═════ Entries shown

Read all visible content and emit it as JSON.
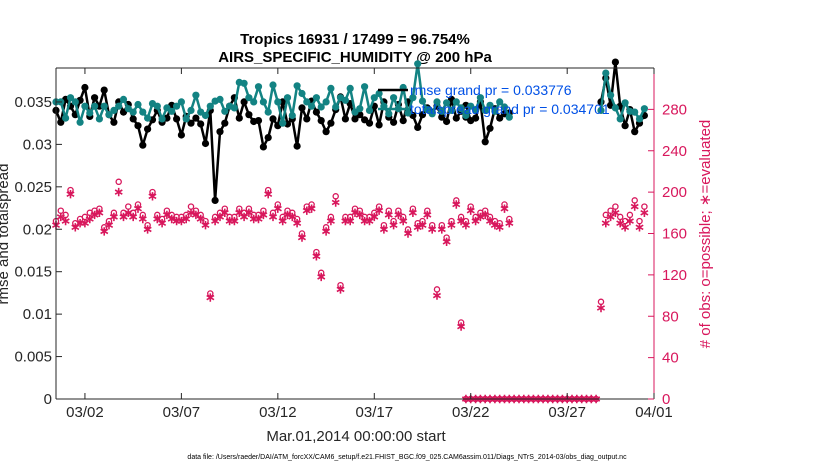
{
  "chart_data": {
    "type": "line",
    "title": "Tropics 16931 / 17499 = 96.754%",
    "subtitle": "AIRS_SPECIFIC_HUMIDITY @ 200 hPa",
    "xlabel": "Mar.01,2014 00:00:00 start",
    "ylabel": "rmse and totalspread",
    "y2label": "# of obs: o=possible; ∗=evaluated",
    "footer": "data file: /Users/raeder/DAI/ATM_forcXX/CAM6_setup/f.e21.FHIST_BGC.f09_025.CAM6assim.011/Diags_NTrS_2014-03/obs_diag_output.nc",
    "legend": [
      "rmse grand pr = 0.033776",
      "totalspread grand pr = 0.034701"
    ],
    "xlim": [
      0.5,
      31.5
    ],
    "ylim": [
      0,
      0.039
    ],
    "y2lim": [
      0,
      320
    ],
    "x_ticks": [
      {
        "x": 2,
        "label": "03/02"
      },
      {
        "x": 7,
        "label": "03/07"
      },
      {
        "x": 12,
        "label": "03/12"
      },
      {
        "x": 17,
        "label": "03/17"
      },
      {
        "x": 22,
        "label": "03/22"
      },
      {
        "x": 27,
        "label": "03/27"
      },
      {
        "x": 32,
        "label": "04/01"
      }
    ],
    "y_ticks": [
      "0",
      "0.005",
      "0.01",
      "0.015",
      "0.02",
      "0.025",
      "0.03",
      "0.035"
    ],
    "y_tick_values": [
      0,
      0.005,
      0.01,
      0.015,
      0.02,
      0.025,
      0.03,
      0.035
    ],
    "y2_ticks": [
      "0",
      "40",
      "80",
      "120",
      "160",
      "200",
      "240",
      "280"
    ],
    "y2_tick_values": [
      0,
      40,
      80,
      120,
      160,
      200,
      240,
      280
    ],
    "colors": {
      "rmse": "#000000",
      "spread": "#138383",
      "obs": "#d8175c"
    },
    "series": [
      {
        "name": "rmse",
        "segments": [
          {
            "x0": 0.5,
            "dx": 0.25,
            "values": [
              0.034,
              0.0326,
              0.0353,
              0.0345,
              0.0335,
              0.0352,
              0.0367,
              0.0333,
              0.0355,
              0.0345,
              0.0364,
              0.0335,
              0.0326,
              0.035,
              0.0338,
              0.0347,
              0.033,
              0.0322,
              0.0299,
              0.0318,
              0.0329,
              0.034,
              0.0326,
              0.0331,
              0.0346,
              0.033,
              0.0311,
              0.0333,
              0.0325,
              0.0331,
              0.0324,
              0.0301,
              0.034,
              0.0234,
              0.0315,
              0.0325,
              0.0345,
              0.0355,
              0.0331,
              0.035,
              0.0335,
              0.0327,
              0.0328,
              0.0297,
              0.0308,
              0.033,
              0.0322,
              0.035,
              0.0324,
              0.033,
              0.0298,
              0.0343,
              0.033,
              0.0351,
              0.0338,
              0.0328,
              0.0315,
              0.0325,
              0.0341,
              0.0356,
              0.033,
              0.0348,
              0.033,
              0.0335,
              0.0329,
              0.0325,
              0.0345,
              0.0323,
              0.035,
              0.0332,
              0.0326,
              0.0347,
              0.0328,
              0.035,
              0.0334,
              0.032,
              0.0335,
              0.0343,
              0.0338,
              0.0345,
              0.0332,
              0.0327,
              0.0353,
              0.0331,
              0.0339,
              0.0346,
              0.0328,
              0.0331,
              0.035,
              0.0303,
              0.0319,
              0.0342,
              0.0331,
              0.0336,
              0.0337
            ]
          },
          {
            "x0": 21.5,
            "dx": 0.25,
            "values": [
              0.0341,
              0.0332
            ]
          },
          {
            "x0": 28.75,
            "dx": 0.25,
            "values": [
              0.035,
              0.0378,
              0.0346,
              0.0397,
              0.0345,
              0.0322,
              0.0341,
              0.0315,
              0.0325,
              0.0334
            ]
          }
        ]
      },
      {
        "name": "spread",
        "segments": [
          {
            "x0": 0.5,
            "dx": 0.25,
            "values": [
              0.035,
              0.035,
              0.0331,
              0.0355,
              0.035,
              0.0326,
              0.0345,
              0.0337,
              0.0345,
              0.033,
              0.0345,
              0.0335,
              0.034,
              0.0345,
              0.0353,
              0.0342,
              0.0338,
              0.0347,
              0.0338,
              0.0331,
              0.0348,
              0.0345,
              0.033,
              0.0343,
              0.0339,
              0.0345,
              0.035,
              0.033,
              0.034,
              0.0358,
              0.0338,
              0.0334,
              0.0345,
              0.0351,
              0.0353,
              0.0339,
              0.0345,
              0.0343,
              0.0373,
              0.0372,
              0.0355,
              0.035,
              0.0368,
              0.035,
              0.0338,
              0.037,
              0.035,
              0.0325,
              0.0355,
              0.0334,
              0.0369,
              0.036,
              0.035,
              0.0345,
              0.0355,
              0.0344,
              0.035,
              0.0366,
              0.0344,
              0.0355,
              0.0352,
              0.0366,
              0.0338,
              0.0342,
              0.0368,
              0.034,
              0.0355,
              0.036,
              0.0345,
              0.0336,
              0.0355,
              0.0342,
              0.0367,
              0.0337,
              0.0355,
              0.0395,
              0.0351,
              0.0341,
              0.0336,
              0.035,
              0.0339,
              0.0349,
              0.034,
              0.035,
              0.0342,
              0.0334,
              0.0345,
              0.0341,
              0.0355,
              0.034,
              0.0346,
              0.0339,
              0.035,
              0.0344,
              0.0332
            ]
          },
          {
            "x0": 21.5,
            "dx": 0.25,
            "values": [
              0.0343,
              0.0336
            ]
          },
          {
            "x0": 28.75,
            "dx": 0.25,
            "values": [
              0.034,
              0.0384,
              0.0358,
              0.0343,
              0.033,
              0.0349,
              0.0339,
              0.0338,
              0.033,
              0.0342
            ]
          }
        ]
      }
    ],
    "obs_possible": [
      {
        "x0": 0.5,
        "dx": 0.25,
        "values": [
          172,
          182,
          178,
          202,
          170,
          174,
          176,
          180,
          182,
          184,
          166,
          172,
          180,
          210,
          180,
          186,
          180,
          188,
          178,
          168,
          200,
          178,
          174,
          182,
          178,
          176,
          176,
          178,
          186,
          182,
          178,
          172,
          102,
          176,
          180,
          184,
          176,
          176,
          184,
          180,
          184,
          178,
          178,
          182,
          202,
          180,
          188,
          176,
          182,
          180,
          174,
          160,
          186,
          188,
          142,
          122,
          166,
          176,
          196,
          110,
          176,
          176,
          184,
          182,
          176,
          176,
          180,
          186,
          168,
          182,
          172,
          182,
          176,
          164,
          184,
          170,
          172,
          182,
          168,
          106,
          168,
          156,
          172,
          192,
          176,
          172,
          186,
          176,
          180,
          182,
          176,
          172,
          170,
          188,
          174
        ]
      },
      {
        "x0": 21.5,
        "dx": 0.25,
        "values": [
          74
        ]
      },
      {
        "x0": 28.75,
        "dx": 0.25,
        "values": [
          94,
          178,
          182,
          186,
          176,
          172,
          178,
          192,
          172,
          186
        ]
      }
    ],
    "obs_evaluated_main": [
      {
        "x0": 0.5,
        "dx": 0.25,
        "values": [
          168,
          176,
          172,
          198,
          166,
          170,
          170,
          174,
          178,
          180,
          162,
          168,
          176,
          200,
          176,
          180,
          176,
          184,
          174,
          164,
          196,
          174,
          170,
          178,
          174,
          172,
          172,
          174,
          180,
          178,
          174,
          168,
          98,
          172,
          176,
          180,
          172,
          172,
          180,
          176,
          180,
          174,
          174,
          178,
          198,
          176,
          184,
          172,
          178,
          176,
          170,
          156,
          182,
          184,
          138,
          118,
          162,
          172,
          190,
          106,
          172,
          172,
          180,
          178,
          172,
          172,
          176,
          182,
          164,
          178,
          168,
          178,
          172,
          160,
          180,
          166,
          168,
          178,
          164,
          100,
          164,
          152,
          168,
          188,
          172,
          168,
          182,
          172,
          176,
          178,
          172,
          168,
          166,
          184,
          170
        ]
      },
      {
        "x0": 21.5,
        "dx": 0.25,
        "values": [
          70
        ]
      },
      {
        "x0": 28.75,
        "dx": 0.25,
        "values": [
          88,
          170,
          176,
          180,
          170,
          166,
          172,
          186,
          166,
          180
        ]
      }
    ],
    "obs_zero_run": {
      "x_start": 21.75,
      "x_end": 28.5,
      "dx": 0.25,
      "value": 0
    }
  }
}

══════════

> [Requirement] Within the entries above, work out how many lines contain the word "rmse". The number alone is the answer.

> [Result below] 4